Essentially, if you have two servers (SERVER1 and SERVER2) for which you have created "myid" files in dataDir for zookeeper as below
SERVER1 (myid)
1
SERVER2 (myid)
2
Ensure the entry in your zoo.cfg file corresponds for each of these i.e server.1 should use SERVER1 hostname and server.2 should use SERVER2 hostname followed by the port as below
SERVER1 (zoo.cfg)
... (other config omitted)
server.1=SERVER1:2888:3888
server.2=SERVER2:2888:3888
SERVER2 (zoo.cfg)
... (other config omitted)
server.1=SERVER1:2888:3888
server.2=SERVER2:2888:3888
Just to make sure, I also deleted the version-* folder in the dataDir then restarted Zookeeper to get it working.
leave only one entry for your host IP in /etc/hosts file, it resolved.
I just have the same situation as you and I have just fixed this problem.
my conf/zoo.cfg
just like this:
server.1=10.194.236.32:2888:3888
server.2=10.194.236.33:2888:3888
server.3=10.208.177.15:2888:3888
server.4=10.210.154.23:2888:3888
server.5=10.210.154.22:2888:3888
then i set data/myid
file content like this:
1 //at host 10.194.236.32
2 //at host 10.194.236.33
3 //at host 10.208.177.15
4 //at host 10.210.154.23
5 //at host 10.210.154.22
finally restart zookeeper
I also get the same error when i started my replicated zk, one of zkClient can not connect to localhost:2181, i checked the log file under apache-zookeeper-3.5.5-bin/logs directory, and found this:
2019-08-20 11:30:39,763 [myid:5] - WARN [QuorumPeermyid=5(secure=disabled):QuorumCnxManager@677] - Cannot open channel to 3 at election address /xxxx:3888 java.net.SocketTimeoutException: connect timed out at java.net.PlainSocketImpl.socketConnect(Native Method) at java.net.AbstractPlainSocketImpl.doConnect(AbstractPlainSocketImpl.java:350) at java.net.AbstractPlainSocketImpl.connectToAddress(AbstractPlainSocketImpl.java:206) at java.net.AbstractPlainSocketImpl.connect(AbstractPlainSocketImpl.java:188) at java.net.SocksSocketImpl.connect(SocksSocketImpl.java:392) at java.net.Socket.connect(Socket.java:589) at org.apache.zookeeper.server.quorum.QuorumCnxManager.connectOne(QuorumCnxManager.java:648) at org.apache.zookeeper.server.quorum.QuorumCnxManager.connectOne(QuorumCnxManager.java:705) at org.apache.zookeeper.server.quorum.QuorumCnxManager.connectAll(QuorumCnxManager.java:733) at org.apache.zookeeper.server.quorum.FastLeaderElection.lookForLeader(FastLeaderElection.java:910) at org.apache.zookeeper.server.quorum.QuorumPeer.run(QuorumPeer.java:1247) 2019-08-20 11:30:44,768 [myid:5] - WARN [QuorumPeermyid=5(secure=disabled):QuorumCnxManager@677] - Cannot open channel to 4 at election address /xxxxxx:3888 java.net.SocketTimeoutException: connect timed out at java.net.PlainSocketImpl.socketConnect(Native Method) at java.net.AbstractPlainSocketImpl.doConnect(AbstractPlainSocketImpl.java:350) at java.net.AbstractPlainSocketImpl.connectToAddress(AbstractPlainSocketImpl.java:206) at java.net.AbstractPlainSocketImpl.connect(AbstractPlainSocketImpl.java:188) at java.net.SocksSocketImpl.connect(SocksSocketImpl.java:392) at java.net.Socket.connect(Socket.java:589) at org.apache.zookeeper.server.quorum.QuorumCnxManager.connectOne(QuorumCnxManager.java:648) at org.apache.zookeeper.server.quorum.QuorumCnxManager.connectOne(QuorumCnxManager.java:705) at org.apache.zookeeper.server.quorum.QuorumCnxManager.connectAll(QuorumCnxManager.java:733) at org.apache.zookeeper.server.quorum.FastLeaderElection.lookForLeader(FastLeaderElection.java:910) at org.apache.zookeeper.server.quorum.QuorumPeer.run(QuorumPeer.java:1247) 2019-08-20 11:30:44,769 [myid:5] - INFO [QuorumPeermyid=5(secure=disabled):FastLeaderElection@919] - Notification time out: 51200
that means this zk server can not connect to other servers, and i found this server ping other servers fail, and after remove this server from the replica, the problem is solved.

To-do list =
• a. Check each statement against the ZooKeeper thread. For each one, answer yes or no and quote the words of the thread that decide it.
(i) One poster deleted the version-* folder in the dataDir before restarting ZooKeeper.
(ii) The log file was found under the apache-zookeeper-3.5.5-bin/data directory.
(iii) The server that failed to ping the others was kept in the replica.
• b. In the five-server setup in the ZooKeeper thread, what value does the myid file hold at host 10.208.177.15?
• c. Pick up the ZooKeeper thread after its last sentence and write a continuation.

Dataset extract =
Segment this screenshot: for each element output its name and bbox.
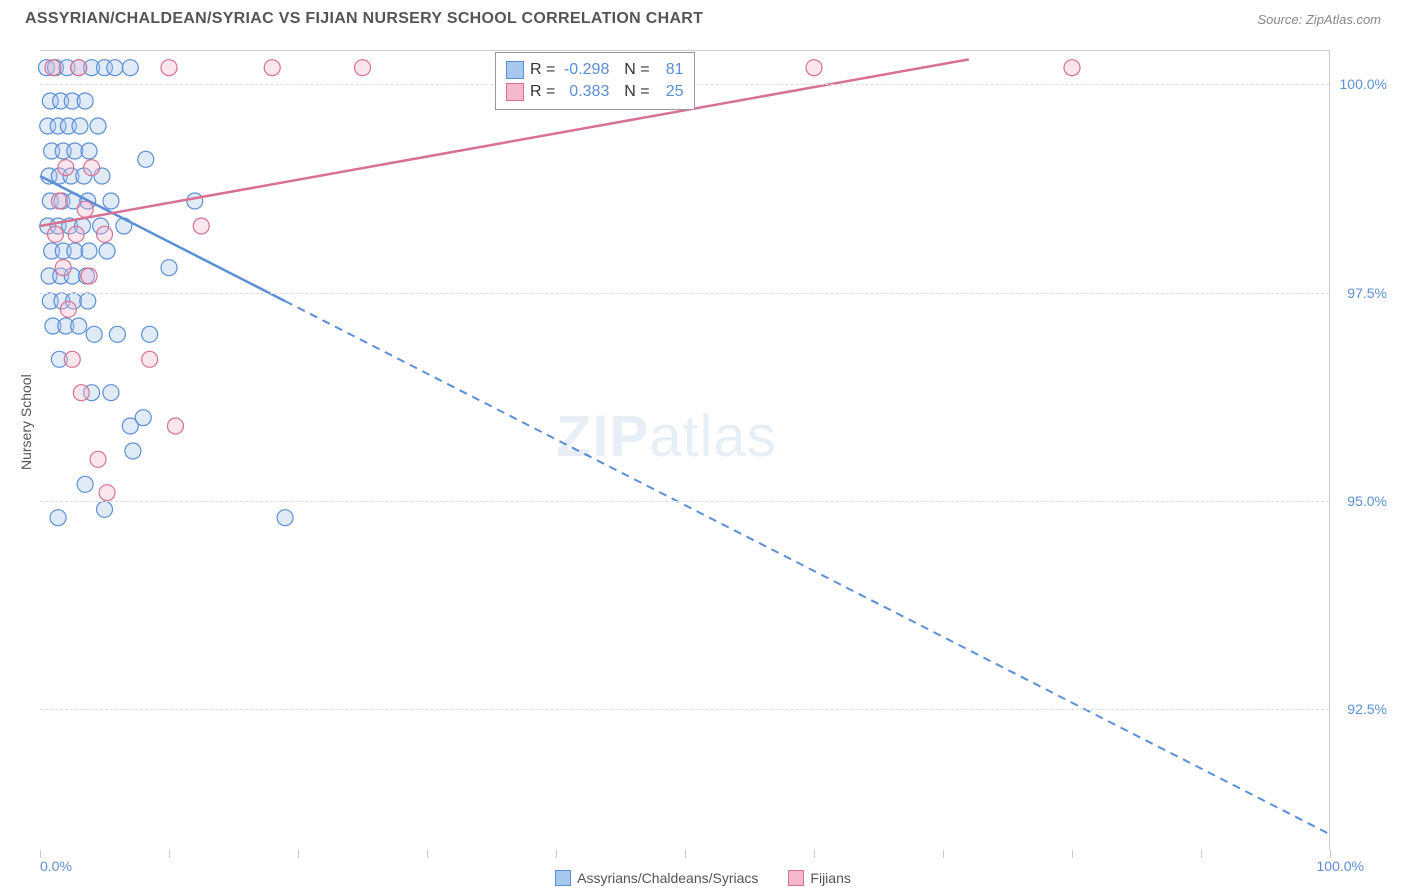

Answer list =
• a.
(i) Yes: "I also deleted the version-* folder in the dataDir then restarted Zookeeper to get it working."
(ii) No: "i checked the log file under apache-zookeeper-3.5.5-bin/logs directory"
(iii) No: "after remove this server from the replica, the problem is solved."

• b. 3

• c.
hope this will be helpful.
This can happen despite the ZooKeeper servers being up and running and the socket open and accepting connections, if one or more of the ZooKeeper disks are out of space. This can easily happen if the old ZK snapshot and log files are never cleaned up:
The ZooKeeper server creates snapshot and log files, but never deletes them. The retention policy of the data and log files is implemented outside of the ZooKeeper server. The server itself only needs the latest complete fuzzy snapshot, all log files following it, and the last log file preceding it. The latter requirement is necessary to include updates which happened after this snapshot was started but went into the existing log file at that time. This is possible because snapshotting and rolling over of logs proceed somewhat independently in ZooKeeper. See the maintenance section in this document for more details on setting a retention policy and maintenance of ZooKeeper storage.
There is a maintenance job that can be run to clean up old snapshot and log files: See https://zookeeper.apache.org/doc/r3.4.12/zookeeperAdmin.html#sc_maintenance.